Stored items

Start

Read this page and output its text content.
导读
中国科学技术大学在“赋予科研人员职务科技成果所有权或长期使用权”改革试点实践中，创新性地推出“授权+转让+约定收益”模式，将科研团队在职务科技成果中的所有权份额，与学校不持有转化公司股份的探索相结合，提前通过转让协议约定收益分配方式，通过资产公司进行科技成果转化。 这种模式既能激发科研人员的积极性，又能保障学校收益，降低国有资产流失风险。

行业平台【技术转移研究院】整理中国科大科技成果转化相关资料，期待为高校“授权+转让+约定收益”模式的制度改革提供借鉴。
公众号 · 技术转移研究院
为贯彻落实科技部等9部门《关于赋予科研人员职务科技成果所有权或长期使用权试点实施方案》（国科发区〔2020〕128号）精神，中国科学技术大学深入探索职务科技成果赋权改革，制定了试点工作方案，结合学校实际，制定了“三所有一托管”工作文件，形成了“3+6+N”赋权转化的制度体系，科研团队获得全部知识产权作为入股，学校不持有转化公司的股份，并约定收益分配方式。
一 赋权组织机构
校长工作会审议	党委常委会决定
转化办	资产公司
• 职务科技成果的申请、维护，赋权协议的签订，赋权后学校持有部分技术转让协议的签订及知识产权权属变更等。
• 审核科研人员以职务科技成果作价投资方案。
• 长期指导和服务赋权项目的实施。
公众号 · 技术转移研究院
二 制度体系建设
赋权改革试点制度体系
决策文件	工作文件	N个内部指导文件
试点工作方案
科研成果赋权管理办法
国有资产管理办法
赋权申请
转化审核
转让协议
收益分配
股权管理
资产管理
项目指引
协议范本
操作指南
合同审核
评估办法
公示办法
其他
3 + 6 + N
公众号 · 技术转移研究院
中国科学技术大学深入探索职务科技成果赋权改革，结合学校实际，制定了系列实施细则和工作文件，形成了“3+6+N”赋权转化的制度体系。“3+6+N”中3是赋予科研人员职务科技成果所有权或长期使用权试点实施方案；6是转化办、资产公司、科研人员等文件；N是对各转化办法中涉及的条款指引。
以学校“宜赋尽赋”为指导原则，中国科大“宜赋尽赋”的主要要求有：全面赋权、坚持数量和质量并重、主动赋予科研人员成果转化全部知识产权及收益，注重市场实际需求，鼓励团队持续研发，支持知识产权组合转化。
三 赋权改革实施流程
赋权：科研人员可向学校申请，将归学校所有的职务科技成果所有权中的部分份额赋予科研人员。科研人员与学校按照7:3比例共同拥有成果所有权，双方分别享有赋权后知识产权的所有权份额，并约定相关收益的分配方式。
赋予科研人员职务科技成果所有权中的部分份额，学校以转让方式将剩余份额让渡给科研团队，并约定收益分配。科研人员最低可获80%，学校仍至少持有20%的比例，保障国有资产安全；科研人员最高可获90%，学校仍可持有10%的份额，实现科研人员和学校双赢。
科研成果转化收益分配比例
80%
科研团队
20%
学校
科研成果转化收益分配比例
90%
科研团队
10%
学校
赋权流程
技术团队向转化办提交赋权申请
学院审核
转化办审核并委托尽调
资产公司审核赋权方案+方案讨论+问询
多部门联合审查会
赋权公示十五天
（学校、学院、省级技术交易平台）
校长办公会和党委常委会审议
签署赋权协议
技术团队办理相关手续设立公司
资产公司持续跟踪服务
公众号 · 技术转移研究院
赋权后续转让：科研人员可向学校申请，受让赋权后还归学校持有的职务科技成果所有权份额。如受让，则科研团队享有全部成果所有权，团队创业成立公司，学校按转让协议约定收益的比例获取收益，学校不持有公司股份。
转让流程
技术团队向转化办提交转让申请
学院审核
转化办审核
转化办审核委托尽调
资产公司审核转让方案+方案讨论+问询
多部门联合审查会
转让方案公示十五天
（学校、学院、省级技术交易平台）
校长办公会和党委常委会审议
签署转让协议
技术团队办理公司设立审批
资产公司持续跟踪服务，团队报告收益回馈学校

End

Set exercise :: Leave out every line without the string "方案讨论" and copy the rest.

The answer ::
资产公司审核赋权方案+方案讨论+问询
资产公司审核转让方案+方案讨论+问询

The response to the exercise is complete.